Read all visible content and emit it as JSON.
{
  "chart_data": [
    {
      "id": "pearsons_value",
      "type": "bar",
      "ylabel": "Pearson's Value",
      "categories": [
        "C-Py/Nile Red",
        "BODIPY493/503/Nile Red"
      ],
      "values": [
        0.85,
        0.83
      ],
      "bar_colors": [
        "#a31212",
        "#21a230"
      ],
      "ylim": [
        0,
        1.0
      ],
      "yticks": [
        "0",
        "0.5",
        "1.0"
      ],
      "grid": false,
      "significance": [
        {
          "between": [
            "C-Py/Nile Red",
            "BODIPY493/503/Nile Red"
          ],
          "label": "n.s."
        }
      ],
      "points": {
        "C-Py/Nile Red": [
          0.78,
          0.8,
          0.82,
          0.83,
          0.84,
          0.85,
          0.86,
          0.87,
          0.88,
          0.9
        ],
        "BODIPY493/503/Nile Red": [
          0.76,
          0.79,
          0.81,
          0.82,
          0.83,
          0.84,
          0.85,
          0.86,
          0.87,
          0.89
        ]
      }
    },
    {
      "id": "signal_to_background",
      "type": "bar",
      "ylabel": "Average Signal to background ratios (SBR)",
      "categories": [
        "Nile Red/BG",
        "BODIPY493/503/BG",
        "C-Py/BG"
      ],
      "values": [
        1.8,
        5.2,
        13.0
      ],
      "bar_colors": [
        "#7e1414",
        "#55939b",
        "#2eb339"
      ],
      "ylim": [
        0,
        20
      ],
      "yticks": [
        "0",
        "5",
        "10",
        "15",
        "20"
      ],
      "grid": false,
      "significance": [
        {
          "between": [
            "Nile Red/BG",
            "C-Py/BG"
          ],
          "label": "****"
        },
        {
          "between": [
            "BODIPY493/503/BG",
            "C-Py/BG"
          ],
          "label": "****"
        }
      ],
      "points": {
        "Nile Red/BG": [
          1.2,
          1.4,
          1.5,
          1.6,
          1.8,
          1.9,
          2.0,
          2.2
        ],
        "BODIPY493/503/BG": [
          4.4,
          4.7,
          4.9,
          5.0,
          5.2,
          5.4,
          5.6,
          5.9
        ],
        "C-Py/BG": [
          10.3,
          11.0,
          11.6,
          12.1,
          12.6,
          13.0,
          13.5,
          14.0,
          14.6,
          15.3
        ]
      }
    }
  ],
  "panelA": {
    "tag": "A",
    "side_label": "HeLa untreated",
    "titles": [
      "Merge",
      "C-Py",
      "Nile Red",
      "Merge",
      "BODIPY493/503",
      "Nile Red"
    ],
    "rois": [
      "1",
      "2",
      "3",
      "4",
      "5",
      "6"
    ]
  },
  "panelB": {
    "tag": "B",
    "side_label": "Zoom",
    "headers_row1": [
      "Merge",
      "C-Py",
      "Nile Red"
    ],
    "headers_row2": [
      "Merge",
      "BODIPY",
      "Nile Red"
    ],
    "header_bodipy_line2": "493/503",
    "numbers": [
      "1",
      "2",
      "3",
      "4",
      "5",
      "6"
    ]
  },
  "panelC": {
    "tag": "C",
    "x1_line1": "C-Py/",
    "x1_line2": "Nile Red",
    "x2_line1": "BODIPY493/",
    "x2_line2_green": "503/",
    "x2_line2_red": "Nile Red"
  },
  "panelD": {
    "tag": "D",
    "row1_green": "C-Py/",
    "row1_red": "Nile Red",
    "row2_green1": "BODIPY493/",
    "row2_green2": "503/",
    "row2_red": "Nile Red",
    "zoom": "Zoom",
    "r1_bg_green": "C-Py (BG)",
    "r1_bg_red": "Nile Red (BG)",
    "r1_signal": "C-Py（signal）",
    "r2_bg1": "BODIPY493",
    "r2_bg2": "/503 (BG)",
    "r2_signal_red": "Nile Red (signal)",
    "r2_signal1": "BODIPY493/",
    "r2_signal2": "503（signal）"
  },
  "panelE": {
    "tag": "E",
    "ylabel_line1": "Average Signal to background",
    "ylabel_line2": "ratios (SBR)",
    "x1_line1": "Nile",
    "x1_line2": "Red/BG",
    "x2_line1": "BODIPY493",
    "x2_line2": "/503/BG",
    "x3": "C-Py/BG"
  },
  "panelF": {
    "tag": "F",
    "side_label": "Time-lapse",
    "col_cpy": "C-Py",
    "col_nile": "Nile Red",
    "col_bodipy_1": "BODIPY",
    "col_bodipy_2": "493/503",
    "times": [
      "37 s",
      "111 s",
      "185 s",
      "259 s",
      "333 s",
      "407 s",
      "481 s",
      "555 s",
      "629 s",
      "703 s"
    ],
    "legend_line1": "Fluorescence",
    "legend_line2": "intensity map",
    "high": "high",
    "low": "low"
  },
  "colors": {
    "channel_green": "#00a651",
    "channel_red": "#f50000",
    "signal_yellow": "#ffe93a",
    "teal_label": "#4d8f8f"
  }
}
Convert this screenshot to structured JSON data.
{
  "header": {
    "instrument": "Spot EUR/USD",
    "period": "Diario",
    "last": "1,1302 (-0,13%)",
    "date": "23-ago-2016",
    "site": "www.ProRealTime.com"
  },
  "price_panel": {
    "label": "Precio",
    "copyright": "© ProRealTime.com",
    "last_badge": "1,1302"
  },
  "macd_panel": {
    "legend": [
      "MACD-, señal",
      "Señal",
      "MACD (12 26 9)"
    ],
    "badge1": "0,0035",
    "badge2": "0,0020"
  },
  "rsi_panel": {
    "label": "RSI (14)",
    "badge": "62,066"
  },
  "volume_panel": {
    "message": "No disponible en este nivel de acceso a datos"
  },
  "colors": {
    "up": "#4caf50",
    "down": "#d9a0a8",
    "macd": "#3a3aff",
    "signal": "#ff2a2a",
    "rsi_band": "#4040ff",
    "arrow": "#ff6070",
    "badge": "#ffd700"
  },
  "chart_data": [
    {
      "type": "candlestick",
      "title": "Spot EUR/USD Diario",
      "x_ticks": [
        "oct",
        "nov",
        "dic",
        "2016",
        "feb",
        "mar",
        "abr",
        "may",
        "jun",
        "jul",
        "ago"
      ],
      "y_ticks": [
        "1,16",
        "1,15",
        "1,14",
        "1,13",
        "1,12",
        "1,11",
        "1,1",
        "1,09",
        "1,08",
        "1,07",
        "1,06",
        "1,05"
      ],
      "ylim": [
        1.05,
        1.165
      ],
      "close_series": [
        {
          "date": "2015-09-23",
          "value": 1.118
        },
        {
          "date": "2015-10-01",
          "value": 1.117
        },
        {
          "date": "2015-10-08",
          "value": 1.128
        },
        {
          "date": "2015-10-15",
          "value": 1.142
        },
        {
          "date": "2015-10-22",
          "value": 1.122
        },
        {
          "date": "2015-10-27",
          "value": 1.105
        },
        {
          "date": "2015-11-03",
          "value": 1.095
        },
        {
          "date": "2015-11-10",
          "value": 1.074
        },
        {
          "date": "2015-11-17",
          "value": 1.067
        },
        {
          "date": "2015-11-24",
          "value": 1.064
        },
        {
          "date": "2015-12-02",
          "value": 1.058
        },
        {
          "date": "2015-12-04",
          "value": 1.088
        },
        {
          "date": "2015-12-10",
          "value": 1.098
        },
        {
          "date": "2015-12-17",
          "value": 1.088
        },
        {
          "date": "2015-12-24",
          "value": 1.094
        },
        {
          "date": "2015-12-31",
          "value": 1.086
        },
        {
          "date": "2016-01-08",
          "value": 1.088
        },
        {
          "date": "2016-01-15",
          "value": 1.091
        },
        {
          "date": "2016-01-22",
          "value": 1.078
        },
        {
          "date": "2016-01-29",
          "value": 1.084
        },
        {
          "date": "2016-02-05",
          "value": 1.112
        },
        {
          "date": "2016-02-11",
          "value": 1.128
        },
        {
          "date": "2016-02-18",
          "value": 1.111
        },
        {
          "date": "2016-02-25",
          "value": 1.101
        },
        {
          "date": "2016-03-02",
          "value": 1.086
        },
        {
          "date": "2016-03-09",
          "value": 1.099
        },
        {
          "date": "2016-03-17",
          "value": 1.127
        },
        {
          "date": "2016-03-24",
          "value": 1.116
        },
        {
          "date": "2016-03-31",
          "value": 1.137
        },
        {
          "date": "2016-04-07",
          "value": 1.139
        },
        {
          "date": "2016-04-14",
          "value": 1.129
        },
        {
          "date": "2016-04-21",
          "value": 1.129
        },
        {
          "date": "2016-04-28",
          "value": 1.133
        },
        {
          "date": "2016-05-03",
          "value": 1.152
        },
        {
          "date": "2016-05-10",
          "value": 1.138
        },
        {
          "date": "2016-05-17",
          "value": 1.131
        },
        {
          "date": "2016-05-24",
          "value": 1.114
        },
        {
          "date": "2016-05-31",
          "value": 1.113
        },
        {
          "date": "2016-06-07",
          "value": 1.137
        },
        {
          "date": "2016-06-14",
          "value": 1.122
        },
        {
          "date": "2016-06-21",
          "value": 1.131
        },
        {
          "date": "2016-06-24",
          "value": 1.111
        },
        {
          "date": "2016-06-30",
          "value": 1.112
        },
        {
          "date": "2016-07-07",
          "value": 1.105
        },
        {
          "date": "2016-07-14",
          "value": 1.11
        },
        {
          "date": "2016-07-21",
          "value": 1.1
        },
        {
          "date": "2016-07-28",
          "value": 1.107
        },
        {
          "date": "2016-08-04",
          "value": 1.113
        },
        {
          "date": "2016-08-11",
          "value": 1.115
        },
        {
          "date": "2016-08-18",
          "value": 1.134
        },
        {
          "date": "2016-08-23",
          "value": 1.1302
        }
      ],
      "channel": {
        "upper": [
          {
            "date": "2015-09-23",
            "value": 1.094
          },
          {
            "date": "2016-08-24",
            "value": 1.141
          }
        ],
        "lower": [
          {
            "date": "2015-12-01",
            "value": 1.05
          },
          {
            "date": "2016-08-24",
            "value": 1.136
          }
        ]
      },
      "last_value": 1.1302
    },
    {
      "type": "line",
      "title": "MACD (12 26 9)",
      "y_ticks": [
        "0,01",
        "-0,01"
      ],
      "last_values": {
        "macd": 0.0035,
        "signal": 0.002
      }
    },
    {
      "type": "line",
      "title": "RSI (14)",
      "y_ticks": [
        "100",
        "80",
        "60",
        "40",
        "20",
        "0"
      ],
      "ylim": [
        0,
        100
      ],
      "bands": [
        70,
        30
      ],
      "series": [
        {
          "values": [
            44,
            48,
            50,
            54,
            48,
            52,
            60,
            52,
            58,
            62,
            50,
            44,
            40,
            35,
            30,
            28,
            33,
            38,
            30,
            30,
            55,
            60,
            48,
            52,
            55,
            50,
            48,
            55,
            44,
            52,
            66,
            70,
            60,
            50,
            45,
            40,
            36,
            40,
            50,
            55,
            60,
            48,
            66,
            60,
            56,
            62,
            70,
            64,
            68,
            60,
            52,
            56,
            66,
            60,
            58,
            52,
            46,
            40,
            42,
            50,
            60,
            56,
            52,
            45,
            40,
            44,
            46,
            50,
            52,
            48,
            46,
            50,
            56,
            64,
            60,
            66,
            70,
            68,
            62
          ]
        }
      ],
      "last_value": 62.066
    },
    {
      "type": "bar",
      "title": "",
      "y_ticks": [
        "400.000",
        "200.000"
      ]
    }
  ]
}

# Work required
Show all lines in the entries above where the string "ratios" appears.

# Answer to this problem
      "ylabel": "Average Signal to background ratios (SBR)",
    "ylabel_line2": "ratios (SBR)",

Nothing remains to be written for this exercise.